↓

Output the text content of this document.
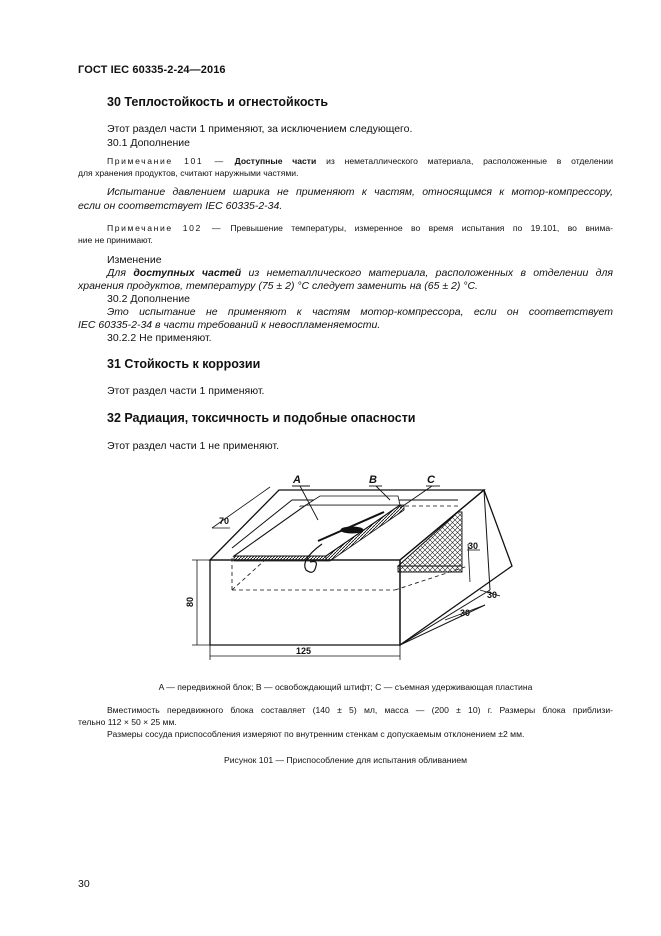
ГОСТ IEC 60335-2-24—2016
30 Теплостойкость и огнестойкость
Этот раздел части 1 применяют, за исключением следующего.
30.1 Дополнение
Примечание 101 — Доступные части из неметаллического материала, расположенные в отделении
для хранения продуктов, считают наружными частями.
Испытание давлением шарика не применяют к частям, относящимся к мотор-компрессору,
если он соответствует IEC 60335-2-34.
Примечание 102 — Превышение температуры, измеренное во время испытания по 19.101, во внима-
ние не принимают.
Изменение
Для доступных частей из неметаллического материала, расположенных в отделении для
хранения продуктов, температуру (75 ± 2) °С следует заменить на (65 ± 2) °С.
30.2 Дополнение
Это испытание не применяют к частям мотор-компрессора, если он соответствует
IEC 60335-2-34 в части требований к невоспламеняемости.
30.2.2 Не применяют.
31 Стойкость к коррозии
Этот раздел части 1 применяют.
32 Радиация, токсичность и подобные опасности
Этот раздел части 1 не применяют.
A	B	C
70
80
125
30
30
30
A — передвижной блок; B — освобождающий штифт; C — съемная удерживающая пластина
Вместимость передвижного блока составляет (140 ± 5) мл, масса — (200 ± 10) г. Размеры блока приблизи-
тельно 112 × 50 × 25 мм.
Размеры сосуда приспособления измеряют по внутренним стенкам с допускаемым отклонением ±2 мм.
Рисунок 101 — Приспособление для испытания обливанием
30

↑

Of the lines in the data, how many hold the string "Примечание"? State the number, nothing else.

» **Answer for this exercise**
2